YOUR OBJECTIVE
Can you write what comes next in the forum thread about propbuilding catastrophes, starting with the post that belongs under its last heading?

# Propbuilding Catastrophies



## Zombie-F (Apr 12, 2004)

Have any of the propbuilders had any catastrophes while building a prop?

One of my more recent props springs to mind when thinking of propbuilding oopsies: The Obelisk

If you look back a few months, you'll see I was starting to work on an obelisk to add to my graveyard. I had the foam all cut to size, glued it all together and put a coating layer of spackle on the outside to give it a uniform texture.

Well, unbeknownst to me, you need to use a spackle that's made for outdoor use otherwise it will get all mushy in the wet weather. So, after it rained outside, the spackle on the obelisk turned to mush, even though the obelisk was inside my shed. I hoped it would eventually dry off, but it never did and eventually the spackle started to peel off in places and just made a big mess.  

I have a few other mishaps, but first I'd like to hear some of your tales of woe. What big mistakes have you made as a propbuilder?


----------



## Blackwidow (Jul 9, 2005)

*The sagging reaper*

My worst failure was when I built my Grim Reaper in 2003 using pvc as the frame for the upper body. He was okay for Halloween that year but over the winter the weight of the monster mud got to be too much for the poor fellow. He slumped forward so far that the pvc that was supporting his extended arm broke. I ended up having to tear him all apart and put in some new pvc. I thought I did a pretty good job of fixing him but about a week after I finished covering him in the monster mud, he slumped over yet again. I was ready to throw him out. Then I remembered the heavy duty orange cpvc pipe that Vlad was kind enough to give me and I used it to make a whole new upper body frame. While I was at it I bought the reaper a new skull and installed green LED eyes. I had an old plastic skull that had a cool laugh so I hacked the components out of it and rigged it into my "new" reaper. I gave him a new monster mud robe and he's better than he ever was. Thanks for that pipe Vlad, you literally saved the reaper's life


----------



## Vlad (Aug 2, 2005)

Saving lives.......Another foreign concept. And you're welcome.


----------



## Zombie-F (Apr 12, 2004)

With all the new people rummaging around the forums these days, I thought I'd bring the propbuilding catastrophes thread up for some renewed discussion.

You may now look back at your previous mistakes and laugh... though, I'll bet it wasn't so funny at the time.


----------



## DeathTouch (Sep 6, 2005)

I have one after I was done with it. I built a crypt last year and really didn't have a place to put it so it went in the back or the garage. The foam roof split due the snow and all that, and came loose from the nails. Of course, it can be fixed, but now that is just one thing I didn't want to do before Halloween. I guess it could be worse. But my wife wants me to change the Daae on the font of the crypt to something else. So now I have two things I have to fix.


----------



## Hellrazor (Jun 18, 2006)

OMG Madmax. I am sooo sorry but I L my freeken A off. Keep us posted please. and thanks for the heads up I was about to put great stuff of a baloon myelf! LOL


----------



## Technical Terror (Aug 23, 2005)

RECORD LIST

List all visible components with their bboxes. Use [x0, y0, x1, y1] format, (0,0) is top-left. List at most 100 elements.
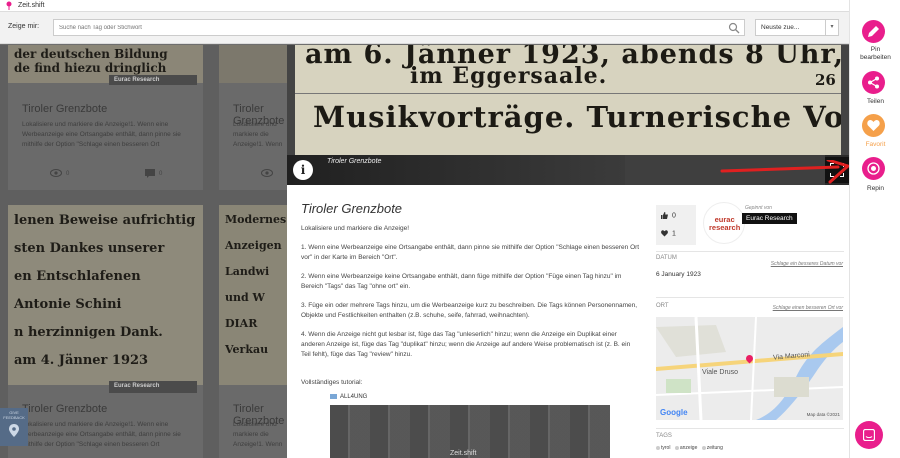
tutorial-document-label: ALL4UNG: [340, 394, 368, 401]
heart-icon: [661, 230, 668, 237]
repin-button[interactable]: [862, 157, 885, 180]
place-label: ORT: [656, 303, 669, 309]
source-badge-label: Eurac Research: [114, 77, 160, 83]
tag-chip[interactable]: zeitung: [702, 445, 723, 451]
chat-button[interactable]: [855, 421, 883, 449]
divider: [656, 251, 844, 252]
pin-title: Tiroler Grenzbote: [301, 201, 403, 216]
tag-chip[interactable]: tyrol: [656, 445, 670, 451]
location-map[interactable]: Viale Druso Via Marconi Google Map data …: [656, 317, 843, 420]
ad-card-image[interactable]: lenen Beweise aufrichtig sten Dankes uns…: [8, 205, 203, 385]
sponsor-name-tooltip: Eurac Research: [742, 213, 797, 224]
like-count[interactable]: 0: [661, 212, 676, 219]
repin-label: Repin: [867, 185, 884, 192]
edit-pin-label: Pin bearbeiten: [860, 46, 891, 61]
ad-card-title[interactable]: Tiroler Grenzbote: [22, 403, 107, 415]
app-title[interactable]: Zeit.shift: [18, 2, 44, 9]
share-label: Teilen: [867, 98, 884, 105]
filter-bar: Zeige mir: Neuste zue... ▾: [0, 12, 849, 44]
river: [656, 317, 843, 420]
feedback-tab[interactable]: GIVE FEEDBACK: [0, 408, 28, 446]
share-icon: [868, 76, 879, 89]
eye-icon: [50, 169, 62, 177]
search-input[interactable]: [54, 20, 714, 35]
pin-intro: Lokalisiere und markiere die Anzeige!: [301, 225, 410, 232]
pin-description: Tiroler Grenzbote Lokalisiere und markie…: [301, 201, 641, 360]
pin-logo-icon: [6, 1, 12, 10]
sponsor-logo-text: eurac research: [709, 215, 741, 232]
chat-icon: [863, 429, 875, 441]
ad-card-description: Lokalisiere und markiere die Anzeige!1. …: [233, 121, 283, 148]
divider: [656, 428, 844, 429]
info-icon[interactable]: i: [293, 160, 313, 180]
ad-image-text-line: im Eggersaale.: [410, 63, 608, 89]
thumbs-up-icon: [661, 212, 668, 219]
ad-card-description: Lokalisiere und markiere die Anzeige!1. …: [22, 121, 181, 148]
sponsor-caption: Gepinnt von: [745, 205, 772, 211]
filter-label: Zeige mir:: [8, 23, 40, 30]
tutorial-document-link[interactable]: ALL4UNG: [330, 394, 367, 400]
sort-select[interactable]: Neuste zue... ▾: [755, 19, 839, 36]
chevron-down-icon[interactable]: ▾: [825, 20, 838, 35]
suggest-place-link[interactable]: Schlage einen besseren Ort vor: [773, 305, 843, 311]
ad-card-description: Lokalisiere und markiere die Anzeige!1. …: [233, 421, 283, 448]
ad-image[interactable]: am 6. Jänner 1923, abends 8 Uhr, im Egge…: [287, 45, 849, 155]
ad-card-image-text: der deutschen Bildung de find hiezu drin…: [14, 47, 168, 75]
search-icon[interactable]: [728, 22, 740, 34]
heart-count[interactable]: 1: [661, 230, 676, 237]
google-logo: Google: [660, 408, 688, 417]
suggest-date-link[interactable]: Schlage ein besseres Datum vor: [771, 261, 843, 267]
video-title: Zeit.shift: [450, 450, 477, 457]
sort-value: Neuste zue...: [761, 24, 800, 31]
heart-count-value: 1: [672, 230, 676, 238]
divider: [656, 297, 844, 298]
feedback-label: GIVE FEEDBACK: [3, 410, 25, 420]
ad-card[interactable]: der deutschen Bildung de find hiezu drin…: [8, 45, 203, 190]
ad-card-views: 0: [66, 171, 70, 177]
tag-list: tyrol anzeige zeitung: [656, 445, 726, 451]
document-icon: [330, 394, 337, 399]
edit-pin-button[interactable]: [862, 20, 885, 43]
annotation-arrow: [720, 160, 850, 184]
instruction-paragraph: 4. Wenn die Anzeige nicht gut lesbar ist…: [301, 331, 631, 358]
pin-detail-modal: am 6. Jänner 1923, abends 8 Uhr, im Egge…: [287, 45, 849, 458]
ad-card-image-text: lenen Beweise aufrichtig sten Dankes uns…: [14, 213, 196, 368]
tags-label: TAGS: [656, 433, 672, 439]
date-value: 6 January 1923: [656, 271, 701, 278]
search-box[interactable]: [53, 19, 745, 36]
repin-icon: [867, 162, 880, 175]
vote-box: 0 1: [656, 205, 696, 245]
instruction-paragraph: 2. Wenn eine Werbeanzeige keine Ortsanga…: [301, 273, 622, 290]
ad-card[interactable]: lenen Beweise aufrichtig sten Dankes uns…: [8, 205, 203, 458]
image-caption: Tiroler Grenzbote: [327, 158, 382, 165]
ad-card-title[interactable]: Tiroler Grenzbote: [22, 103, 107, 115]
share-button[interactable]: [862, 71, 885, 94]
heart-icon: [867, 120, 880, 131]
tag-chip[interactable]: anzeige: [675, 445, 698, 451]
ad-image-text-line: Musikvorträge. Turnerische Vorführungen.: [313, 100, 845, 134]
location-icon: [9, 424, 19, 437]
tutorial-label: Vollständiges tutorial:: [301, 379, 363, 386]
map-copyright: Map data ©2021: [806, 412, 840, 417]
ad-card[interactable]: Tiroler Grenzbote Lokalisiere und markie…: [219, 45, 287, 190]
pencil-icon: [868, 26, 879, 37]
source-badge: Eurac Research: [109, 75, 197, 85]
comment-icon: [145, 169, 155, 178]
ad-card-image[interactable]: [219, 45, 287, 83]
ad-card-image[interactable]: Modernes Anzeigen Landwi und W DIAR Verk…: [219, 205, 287, 385]
action-rail: Pin bearbeiten Teilen Favorit Repin: [849, 0, 900, 458]
instruction-paragraph: 1. Wenn eine Werbeanzeige eine Ortsangab…: [301, 244, 640, 261]
like-count-value: 0: [672, 212, 676, 220]
eye-icon: [261, 169, 273, 177]
sponsor-avatar[interactable]: eurac research: [703, 202, 745, 244]
ad-card-image-text: Modernes Anzeigen Landwi und W DIAR Verk…: [225, 213, 287, 356]
ad-card-description: Lokalisiere und markiere die Anzeige!1. …: [22, 421, 181, 448]
ad-card-source-badge: Eurac Research: [109, 381, 197, 393]
ad-card-comments: 0: [159, 171, 163, 177]
ad-card[interactable]: Modernes Anzeigen Landwi und W DIAR Verk…: [219, 205, 287, 458]
favorite-button[interactable]: [862, 114, 885, 137]
ad-image-number: 26: [815, 71, 836, 89]
tutorial-video[interactable]: Zeit.shift: [330, 405, 610, 458]
instruction-paragraph: 3. Füge ein oder mehrere Tags hinzu, um …: [301, 302, 638, 319]
favorite-label: Favorit: [865, 141, 886, 148]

EXERCISE ANSWER
Max,
wish you had some pics of those blunders. I think you'd have made the Haunt Forum blooper real with those.
Just 2 words come to mind from your story:
Safety Glasses


----------



## HibLaGrande (Sep 25, 2005)

I was building my "great stuff" monster dog ghoul thingy when my real dog thought it prudent to wag his tail into the "wet stuff". had to shave part of his tail and clip some fur from his side.... no biggie really.


----------



## BobC (Aug 23, 2005)

*Prop Building Catastrophies*

One of my bigger mistakes happened in a rush to make a Monster Mud Spooky Tree for my GraveYard like 3 weeks before Halloween. Just when I thought I mastered the MM art I used Craft store bought thick burlap. The tree looked good and held up till after Halloween but the Burlap had to be resealed every damn day cause it started peeling like a mother F#*$ER and on top of that my tree was top heavy so the sleightest gust of wind sent the thing flying which cracked the arms and body alittle every time we got lift off..lol Im so Glad that tree is gone I went through so many cans of touch up spray paint its not even funny. :jol:

Another Mistake was using a Drill for my Electric chair one year and plugging it into a Flashing circuit "Normally used along time ago to make Christmas lights have a random flash" until the new type of lights came out. This was supposed to make my the drill activate randomly to make for a more realistic electric chair. But what I didnt know was the Drill was to powerful for the Flasher Circuit the Circuit got pipeing hot and set my porch on fire..lol Good thing I was out there when it happened or I would be porchless right now...lol :jol: So be careful with your homemade electronics. Later all :jol: [/FONT]


----------



## Dr Morbius (Sep 21, 2004)

I'm glad your porch turned out OK, and no one was hurt!..That said...LOL!


----------



## Sickie Ickie (Jun 20, 2006)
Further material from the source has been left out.